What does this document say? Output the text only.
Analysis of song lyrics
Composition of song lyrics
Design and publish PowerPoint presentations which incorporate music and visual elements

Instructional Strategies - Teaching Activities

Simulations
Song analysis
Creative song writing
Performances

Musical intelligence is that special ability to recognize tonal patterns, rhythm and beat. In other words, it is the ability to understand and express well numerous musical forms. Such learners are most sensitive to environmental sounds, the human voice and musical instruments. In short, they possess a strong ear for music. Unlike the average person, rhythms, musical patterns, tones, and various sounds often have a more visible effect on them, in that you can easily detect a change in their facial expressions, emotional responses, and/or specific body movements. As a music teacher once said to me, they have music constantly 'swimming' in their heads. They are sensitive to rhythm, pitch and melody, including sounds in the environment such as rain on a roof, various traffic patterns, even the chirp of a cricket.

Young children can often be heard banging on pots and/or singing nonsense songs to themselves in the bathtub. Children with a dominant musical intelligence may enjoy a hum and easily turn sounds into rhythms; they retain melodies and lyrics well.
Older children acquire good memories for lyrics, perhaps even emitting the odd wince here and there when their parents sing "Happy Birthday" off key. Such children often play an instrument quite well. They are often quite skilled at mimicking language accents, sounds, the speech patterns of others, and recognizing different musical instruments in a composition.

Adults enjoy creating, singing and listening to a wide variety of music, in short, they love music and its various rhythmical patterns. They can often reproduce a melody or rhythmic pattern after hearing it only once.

Challenge -
Write out all the data again, exactly as it appears.

The answer -
What does this document say? Output the text only.
Analysis of song lyrics
Composition of song lyrics
Design and publish PowerPoint presentations which incorporate music and visual elements

Instructional Strategies - Teaching Activities

Simulations
Song analysis
Creative song writing
Performances

Musical intelligence is that special ability to recognize tonal patterns, rhythm and beat. In other words, it is the ability to understand and express well numerous musical forms. Such learners are most sensitive to environmental sounds, the human voice and musical instruments. In short, they possess a strong ear for music. Unlike the average person, rhythms, musical patterns, tones, and various sounds often have a more visible effect on them, in that you can easily detect a change in their facial expressions, emotional responses, and/or specific body movements. As a music teacher once said to me, they have music constantly 'swimming' in their heads. They are sensitive to rhythm, pitch and melody, including sounds in the environment such as rain on a roof, various traffic patterns, even the chirp of a cricket.

Young children can often be heard banging on pots and/or singing nonsense songs to themselves in the bathtub. Children with a dominant musical intelligence may enjoy a hum and easily turn sounds into rhythms; they retain melodies and lyrics well.
Older children acquire good memories for lyrics, perhaps even emitting the odd wince here and there when their parents sing "Happy Birthday" off key. Such children often play an instrument quite well. They are often quite skilled at mimicking language accents, sounds, the speech patterns of others, and recognizing different musical instruments in a composition.

Adults enjoy creating, singing and listening to a wide variety of music, in short, they love music and its various rhythmical patterns. They can often reproduce a melody or rhythmic pattern after hearing it only once.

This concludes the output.